[WHAT THE TASK ASKS] Exactly reproduce each record listed below.

Dataset records
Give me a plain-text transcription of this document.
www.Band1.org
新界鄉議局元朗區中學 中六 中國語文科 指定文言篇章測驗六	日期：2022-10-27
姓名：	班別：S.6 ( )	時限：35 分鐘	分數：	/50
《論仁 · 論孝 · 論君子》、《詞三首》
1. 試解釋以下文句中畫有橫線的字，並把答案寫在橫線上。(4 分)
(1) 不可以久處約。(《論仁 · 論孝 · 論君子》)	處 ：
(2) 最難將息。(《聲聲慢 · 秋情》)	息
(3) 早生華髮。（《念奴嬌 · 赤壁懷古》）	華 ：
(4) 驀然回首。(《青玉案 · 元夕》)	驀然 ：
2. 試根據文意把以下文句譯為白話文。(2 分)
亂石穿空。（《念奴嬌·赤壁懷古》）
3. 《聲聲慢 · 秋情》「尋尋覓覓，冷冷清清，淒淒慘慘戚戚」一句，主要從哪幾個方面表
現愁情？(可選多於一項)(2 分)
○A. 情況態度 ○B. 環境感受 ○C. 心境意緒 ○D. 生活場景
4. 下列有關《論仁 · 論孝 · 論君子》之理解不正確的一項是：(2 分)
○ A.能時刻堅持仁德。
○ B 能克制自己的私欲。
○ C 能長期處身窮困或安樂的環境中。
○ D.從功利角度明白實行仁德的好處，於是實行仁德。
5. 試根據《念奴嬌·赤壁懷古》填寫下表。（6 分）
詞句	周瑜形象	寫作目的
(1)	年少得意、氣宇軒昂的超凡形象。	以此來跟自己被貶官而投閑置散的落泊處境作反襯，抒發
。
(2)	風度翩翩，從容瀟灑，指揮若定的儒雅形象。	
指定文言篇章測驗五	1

[PROBLEM SOLUTION]
Give me a plain-text transcription of this document.
www.Band1.org
新界鄉議局元朗區中學 中六 中國語文科 指定文言篇章測驗六	日期：2022-10-27
姓名：	班別：S.6 ( )	時限：35 分鐘	分數：	/50
《論仁 · 論孝 · 論君子》、《詞三首》
1. 試解釋以下文句中畫有橫線的字，並把答案寫在橫線上。(4 分)
(1) 不可以久處約。(《論仁 · 論孝 · 論君子》)	處 ：
(2) 最難將息。(《聲聲慢 · 秋情》)	息
(3) 早生華髮。（《念奴嬌 · 赤壁懷古》）	華 ：
(4) 驀然回首。(《青玉案 · 元夕》)	驀然 ：
2. 試根據文意把以下文句譯為白話文。(2 分)
亂石穿空。（《念奴嬌·赤壁懷古》）
3. 《聲聲慢 · 秋情》「尋尋覓覓，冷冷清清，淒淒慘慘戚戚」一句，主要從哪幾個方面表
現愁情？(可選多於一項)(2 分)
○A. 情況態度 ○B. 環境感受 ○C. 心境意緒 ○D. 生活場景
4. 下列有關《論仁 · 論孝 · 論君子》之理解不正確的一項是：(2 分)
○ A.能時刻堅持仁德。
○ B 能克制自己的私欲。
○ C 能長期處身窮困或安樂的環境中。
○ D.從功利角度明白實行仁德的好處，於是實行仁德。
5. 試根據《念奴嬌·赤壁懷古》填寫下表。（6 分）
詞句	周瑜形象	寫作目的
(1)	年少得意、氣宇軒昂的超凡形象。	以此來跟自己被貶官而投閑置散的落泊處境作反襯，抒發
。
(2)	風度翩翩，從容瀟灑，指揮若定的儒雅形象。	
指定文言篇章測驗五	1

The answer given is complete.